# To be done
From the entries below, pull out each line where "uchun" appears.

# Stored data
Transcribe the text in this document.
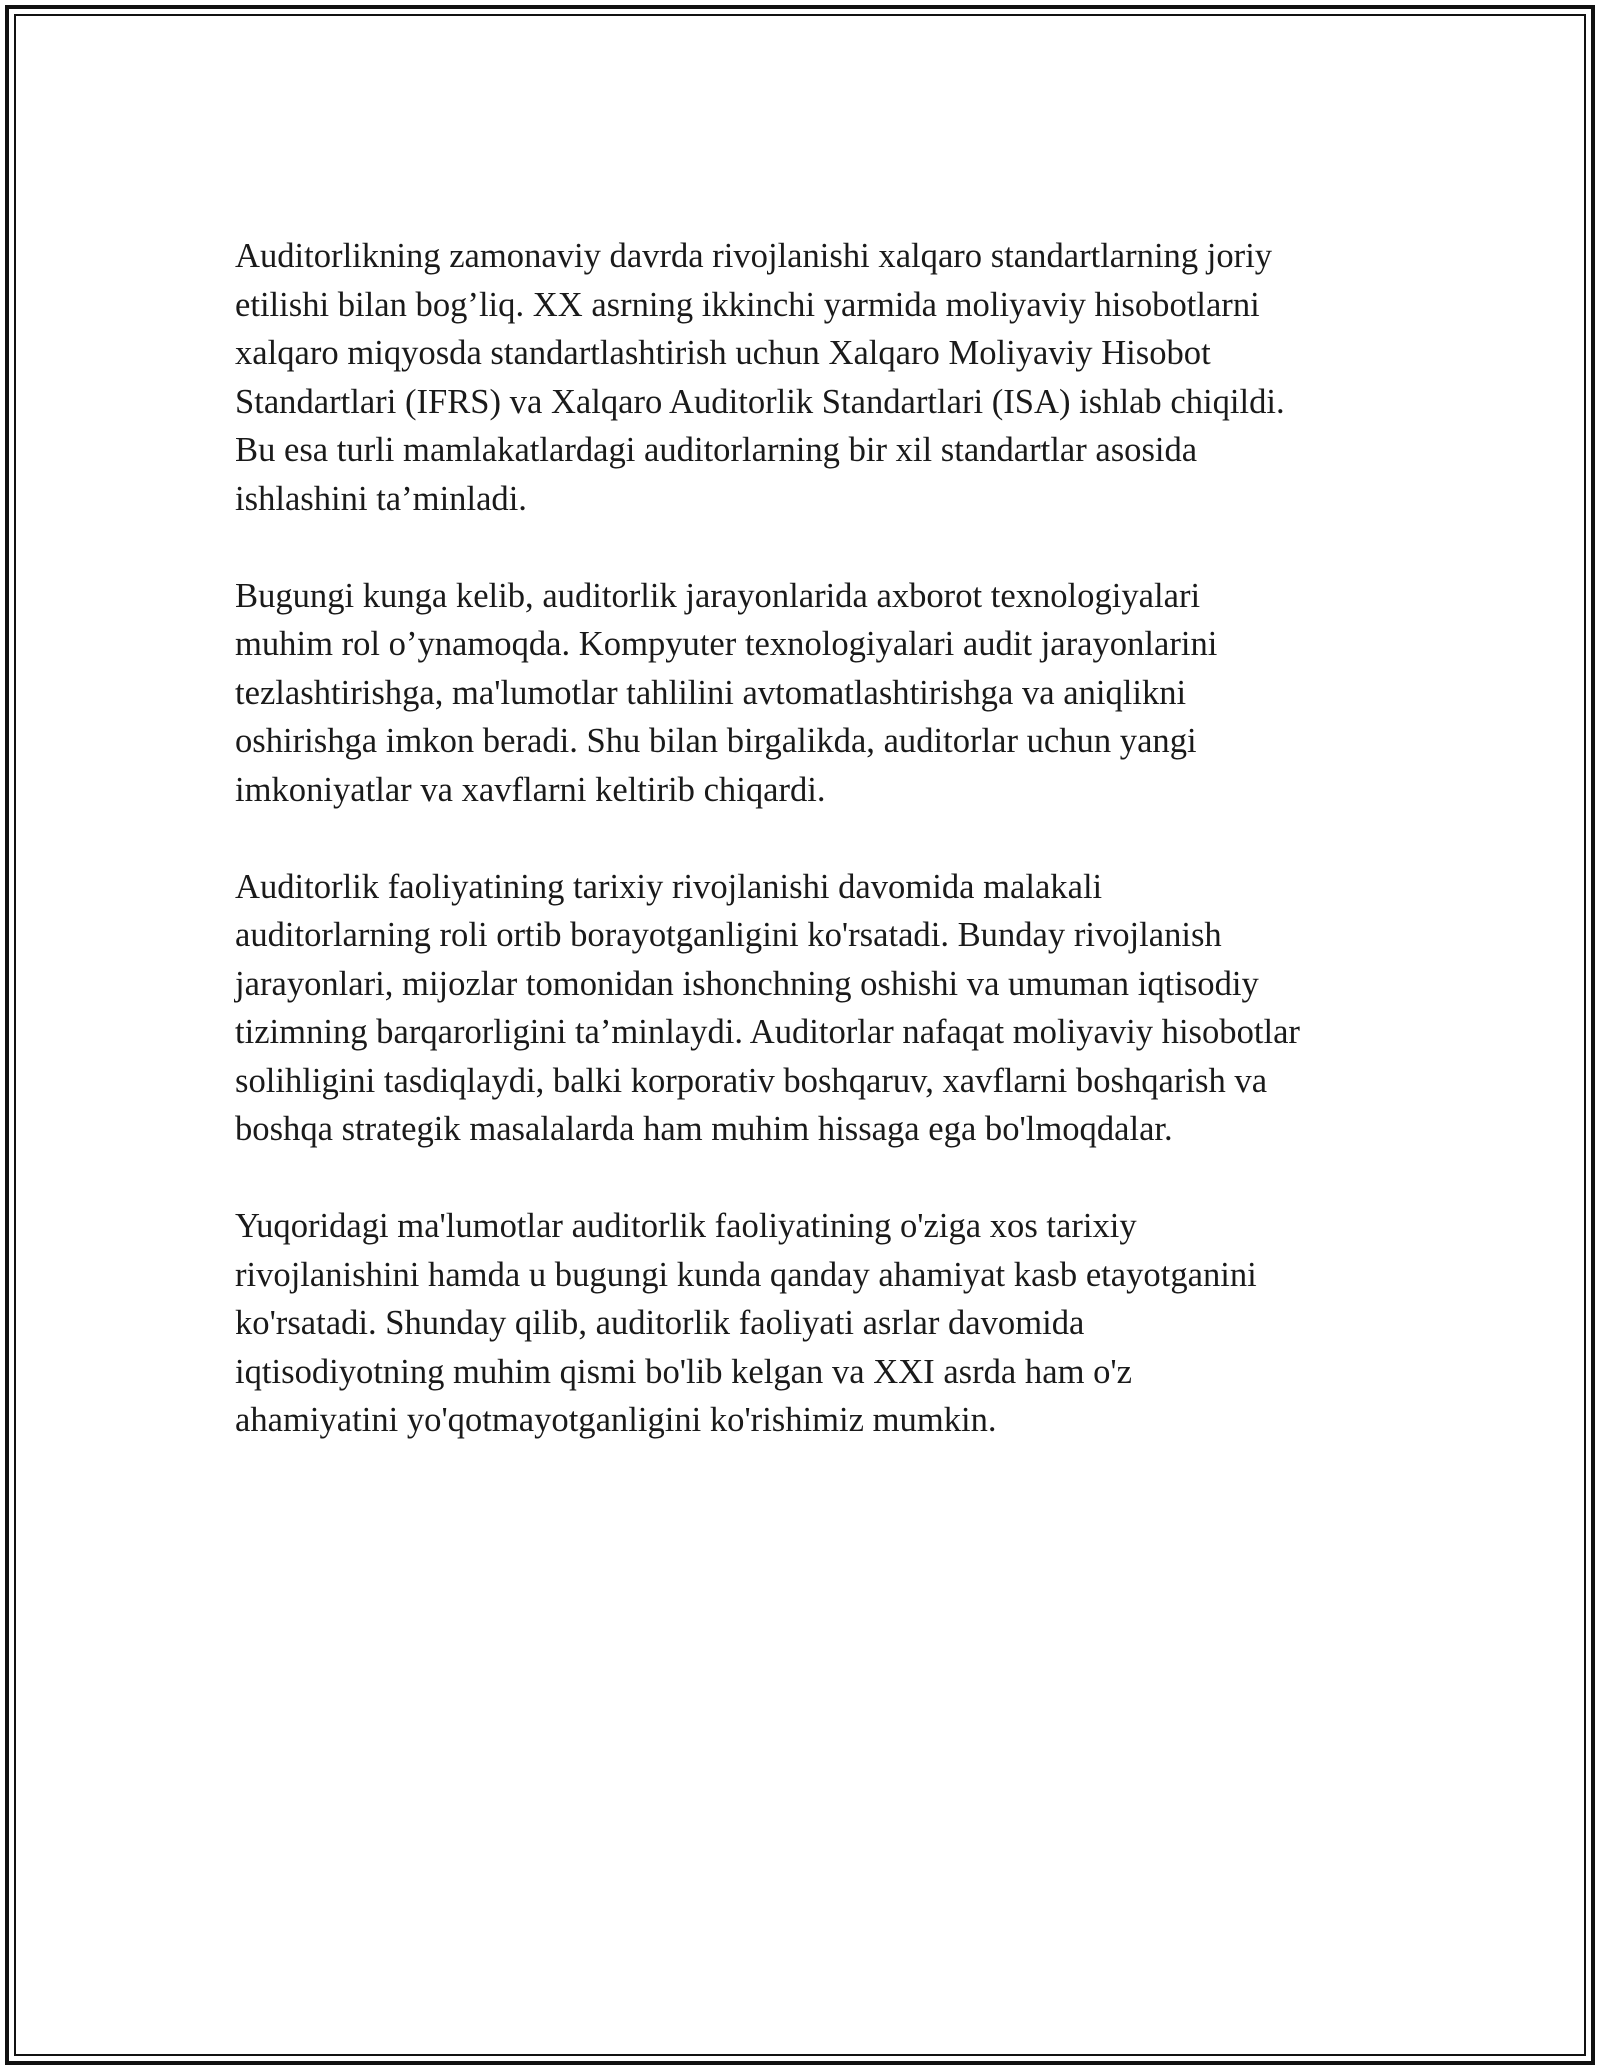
Auditorlikning zamonaviy davrda rivojlanishi xalqaro standartlarning joriy
etilishi bilan bog’liq. XX asrning ikkinchi yarmida moliyaviy hisobotlarni
xalqaro miqyosda standartlashtirish uchun Xalqaro Moliyaviy Hisobot
Standartlari (IFRS) va Xalqaro Auditorlik Standartlari (ISA) ishlab chiqildi.
Bu esa turli mamlakatlardagi auditorlarning bir xil standartlar asosida
ishlashini ta’minladi.

Bugungi kunga kelib, auditorlik jarayonlarida axborot texnologiyalari
muhim rol o’ynamoqda. Kompyuter texnologiyalari audit jarayonlarini
tezlashtirishga, ma'lumotlar tahlilini avtomatlashtirishga va aniqlikni
oshirishga imkon beradi. Shu bilan birgalikda, auditorlar uchun yangi
imkoniyatlar va xavflarni keltirib chiqardi.

Auditorlik faoliyatining tarixiy rivojlanishi davomida malakali
auditorlarning roli ortib borayotganligini ko'rsatadi. Bunday rivojlanish
jarayonlari, mijozlar tomonidan ishonchning oshishi va umuman iqtisodiy
tizimning barqarorligini ta’minlaydi. Auditorlar nafaqat moliyaviy hisobotlar
solihligini tasdiqlaydi, balki korporativ boshqaruv, xavflarni boshqarish va
boshqa strategik masalalarda ham muhim hissaga ega bo'lmoqdalar.

Yuqoridagi ma'lumotlar auditorlik faoliyatining o'ziga xos tarixiy
rivojlanishini hamda u bugungi kunda qanday ahamiyat kasb etayotganini
ko'rsatadi. Shunday qilib, auditorlik faoliyati asrlar davomida
iqtisodiyotning muhim qismi bo'lib kelgan va XXI asrda ham o'z
ahamiyatini yo'qotmayotganligini ko'rishimiz mumkin.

# Solution
xalqaro miqyosda standartlashtirish uchun Xalqaro Moliyaviy Hisobot
oshirishga imkon beradi. Shu bilan birgalikda, auditorlar uchun yangi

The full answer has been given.